▸ **Required task**
From the listing below, extract every line containing "wyposażenia".

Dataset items
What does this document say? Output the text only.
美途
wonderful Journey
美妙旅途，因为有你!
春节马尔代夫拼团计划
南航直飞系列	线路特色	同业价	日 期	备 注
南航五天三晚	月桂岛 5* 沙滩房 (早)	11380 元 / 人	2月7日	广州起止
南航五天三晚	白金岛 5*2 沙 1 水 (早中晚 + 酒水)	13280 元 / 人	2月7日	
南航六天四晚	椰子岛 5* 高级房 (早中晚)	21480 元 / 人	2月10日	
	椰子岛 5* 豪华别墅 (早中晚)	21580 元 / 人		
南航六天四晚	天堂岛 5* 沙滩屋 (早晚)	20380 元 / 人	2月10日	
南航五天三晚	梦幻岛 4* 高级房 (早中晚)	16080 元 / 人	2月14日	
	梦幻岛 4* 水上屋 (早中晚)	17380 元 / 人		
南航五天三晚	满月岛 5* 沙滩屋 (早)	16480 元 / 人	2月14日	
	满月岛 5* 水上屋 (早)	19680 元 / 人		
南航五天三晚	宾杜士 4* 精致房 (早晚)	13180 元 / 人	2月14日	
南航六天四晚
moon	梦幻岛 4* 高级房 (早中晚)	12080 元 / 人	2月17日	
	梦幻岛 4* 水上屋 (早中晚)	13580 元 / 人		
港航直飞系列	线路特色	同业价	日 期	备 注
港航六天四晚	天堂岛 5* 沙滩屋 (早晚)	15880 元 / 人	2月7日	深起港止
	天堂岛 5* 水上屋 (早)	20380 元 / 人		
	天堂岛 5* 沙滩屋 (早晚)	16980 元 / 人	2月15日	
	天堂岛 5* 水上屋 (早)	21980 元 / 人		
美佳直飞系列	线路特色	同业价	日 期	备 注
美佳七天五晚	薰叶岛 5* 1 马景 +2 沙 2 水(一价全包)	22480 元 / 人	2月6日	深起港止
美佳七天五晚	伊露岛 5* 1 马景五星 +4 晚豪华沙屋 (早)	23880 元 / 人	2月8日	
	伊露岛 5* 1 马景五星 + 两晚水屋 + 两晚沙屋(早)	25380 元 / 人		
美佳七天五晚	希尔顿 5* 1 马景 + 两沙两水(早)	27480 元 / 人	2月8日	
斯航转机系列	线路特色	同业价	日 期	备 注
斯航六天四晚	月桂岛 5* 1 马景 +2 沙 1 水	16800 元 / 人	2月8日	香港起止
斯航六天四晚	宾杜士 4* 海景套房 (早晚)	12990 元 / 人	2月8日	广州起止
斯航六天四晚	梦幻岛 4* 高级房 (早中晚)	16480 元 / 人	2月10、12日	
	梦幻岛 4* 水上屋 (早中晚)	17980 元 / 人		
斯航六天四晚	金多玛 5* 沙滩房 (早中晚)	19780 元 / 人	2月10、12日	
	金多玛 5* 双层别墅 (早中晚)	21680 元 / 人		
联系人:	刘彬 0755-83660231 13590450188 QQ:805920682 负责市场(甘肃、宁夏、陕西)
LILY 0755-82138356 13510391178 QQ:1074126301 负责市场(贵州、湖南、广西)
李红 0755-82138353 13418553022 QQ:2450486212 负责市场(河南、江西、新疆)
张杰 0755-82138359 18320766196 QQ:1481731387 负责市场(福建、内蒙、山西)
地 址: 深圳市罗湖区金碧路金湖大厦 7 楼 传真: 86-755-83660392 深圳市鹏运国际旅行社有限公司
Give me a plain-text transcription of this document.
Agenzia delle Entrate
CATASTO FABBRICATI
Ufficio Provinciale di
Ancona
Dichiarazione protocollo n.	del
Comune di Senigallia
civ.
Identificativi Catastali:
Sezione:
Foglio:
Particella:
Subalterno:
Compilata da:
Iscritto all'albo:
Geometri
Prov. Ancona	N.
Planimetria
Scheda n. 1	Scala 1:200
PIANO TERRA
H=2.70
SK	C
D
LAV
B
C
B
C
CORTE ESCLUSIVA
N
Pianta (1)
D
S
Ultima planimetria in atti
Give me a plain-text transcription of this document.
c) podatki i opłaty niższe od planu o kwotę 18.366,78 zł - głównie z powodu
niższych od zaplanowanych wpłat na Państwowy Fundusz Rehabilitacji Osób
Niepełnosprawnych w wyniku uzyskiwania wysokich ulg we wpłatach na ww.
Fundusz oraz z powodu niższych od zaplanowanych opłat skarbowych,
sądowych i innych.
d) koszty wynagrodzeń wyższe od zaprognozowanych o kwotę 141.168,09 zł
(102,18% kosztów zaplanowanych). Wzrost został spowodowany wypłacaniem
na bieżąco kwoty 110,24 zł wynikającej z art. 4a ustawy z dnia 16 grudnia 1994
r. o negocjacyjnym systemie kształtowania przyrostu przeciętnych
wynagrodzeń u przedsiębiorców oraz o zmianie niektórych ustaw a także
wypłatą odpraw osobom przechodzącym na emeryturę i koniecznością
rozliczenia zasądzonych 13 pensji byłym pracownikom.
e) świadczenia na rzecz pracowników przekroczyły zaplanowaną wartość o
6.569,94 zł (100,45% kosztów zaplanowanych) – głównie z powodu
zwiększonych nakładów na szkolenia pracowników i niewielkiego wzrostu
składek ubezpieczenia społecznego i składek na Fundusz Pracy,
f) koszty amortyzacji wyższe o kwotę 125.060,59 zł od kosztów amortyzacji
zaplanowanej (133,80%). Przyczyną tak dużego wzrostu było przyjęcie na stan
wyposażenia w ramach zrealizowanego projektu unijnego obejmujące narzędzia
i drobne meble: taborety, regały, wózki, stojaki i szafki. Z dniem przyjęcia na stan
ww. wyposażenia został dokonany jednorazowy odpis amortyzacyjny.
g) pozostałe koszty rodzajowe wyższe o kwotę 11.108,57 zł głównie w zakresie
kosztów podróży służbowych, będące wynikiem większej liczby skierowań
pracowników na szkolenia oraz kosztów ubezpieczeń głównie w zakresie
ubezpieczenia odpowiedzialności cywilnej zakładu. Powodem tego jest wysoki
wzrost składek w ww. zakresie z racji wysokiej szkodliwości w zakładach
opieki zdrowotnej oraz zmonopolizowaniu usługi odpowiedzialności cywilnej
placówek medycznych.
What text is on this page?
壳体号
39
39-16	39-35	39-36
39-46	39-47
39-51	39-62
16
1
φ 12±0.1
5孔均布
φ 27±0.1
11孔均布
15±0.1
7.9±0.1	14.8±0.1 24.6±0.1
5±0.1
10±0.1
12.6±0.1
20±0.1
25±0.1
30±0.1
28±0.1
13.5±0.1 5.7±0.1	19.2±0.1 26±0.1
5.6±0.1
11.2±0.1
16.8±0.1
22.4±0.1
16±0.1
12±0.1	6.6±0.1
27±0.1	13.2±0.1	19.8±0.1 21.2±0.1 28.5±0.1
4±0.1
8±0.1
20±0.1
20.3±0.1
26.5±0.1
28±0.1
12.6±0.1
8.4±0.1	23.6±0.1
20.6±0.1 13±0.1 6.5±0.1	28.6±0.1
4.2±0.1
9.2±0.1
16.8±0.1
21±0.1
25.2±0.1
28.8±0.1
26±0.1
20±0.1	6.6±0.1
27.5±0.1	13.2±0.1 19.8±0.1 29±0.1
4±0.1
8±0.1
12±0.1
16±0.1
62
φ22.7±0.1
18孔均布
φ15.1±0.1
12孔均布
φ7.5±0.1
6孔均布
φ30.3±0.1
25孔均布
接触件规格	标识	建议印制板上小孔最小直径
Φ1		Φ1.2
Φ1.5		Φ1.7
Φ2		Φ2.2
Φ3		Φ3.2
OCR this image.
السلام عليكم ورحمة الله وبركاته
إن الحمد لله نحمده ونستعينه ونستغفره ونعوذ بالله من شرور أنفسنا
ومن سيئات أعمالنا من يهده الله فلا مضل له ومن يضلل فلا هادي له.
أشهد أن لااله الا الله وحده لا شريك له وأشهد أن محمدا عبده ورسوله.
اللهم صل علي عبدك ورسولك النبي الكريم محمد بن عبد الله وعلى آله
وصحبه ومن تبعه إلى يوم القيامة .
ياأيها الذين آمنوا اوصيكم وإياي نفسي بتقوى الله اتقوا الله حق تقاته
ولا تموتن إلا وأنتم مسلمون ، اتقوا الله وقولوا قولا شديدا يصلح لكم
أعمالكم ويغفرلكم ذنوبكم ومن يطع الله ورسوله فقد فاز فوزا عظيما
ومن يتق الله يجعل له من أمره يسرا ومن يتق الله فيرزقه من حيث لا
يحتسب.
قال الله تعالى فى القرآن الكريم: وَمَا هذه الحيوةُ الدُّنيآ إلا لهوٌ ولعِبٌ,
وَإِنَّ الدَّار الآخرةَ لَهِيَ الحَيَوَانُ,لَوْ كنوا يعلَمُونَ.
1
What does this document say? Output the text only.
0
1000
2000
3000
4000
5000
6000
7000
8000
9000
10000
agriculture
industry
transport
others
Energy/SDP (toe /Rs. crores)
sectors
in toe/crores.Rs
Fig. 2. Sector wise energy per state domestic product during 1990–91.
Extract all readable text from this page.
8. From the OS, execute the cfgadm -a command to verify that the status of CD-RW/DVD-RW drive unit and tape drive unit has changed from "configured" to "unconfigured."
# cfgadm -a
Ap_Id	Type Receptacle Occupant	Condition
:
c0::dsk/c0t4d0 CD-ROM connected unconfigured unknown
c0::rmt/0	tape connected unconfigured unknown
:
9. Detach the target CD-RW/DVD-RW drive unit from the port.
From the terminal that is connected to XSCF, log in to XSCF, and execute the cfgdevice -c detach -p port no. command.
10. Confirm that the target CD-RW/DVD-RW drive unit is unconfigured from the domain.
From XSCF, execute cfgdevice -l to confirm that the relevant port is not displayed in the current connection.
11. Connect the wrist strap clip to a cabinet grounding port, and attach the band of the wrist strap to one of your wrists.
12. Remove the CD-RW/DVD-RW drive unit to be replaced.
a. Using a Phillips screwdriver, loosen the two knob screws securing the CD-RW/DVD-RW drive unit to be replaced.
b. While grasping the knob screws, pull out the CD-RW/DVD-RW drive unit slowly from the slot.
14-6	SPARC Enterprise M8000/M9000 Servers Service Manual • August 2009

▸ **Expected answer**
wyposażenia w ramach zrealizowanego projektu unijnego obejmujące narzędzia
ww. wyposażenia został dokonany jednorazowy odpis amortyzacyjny.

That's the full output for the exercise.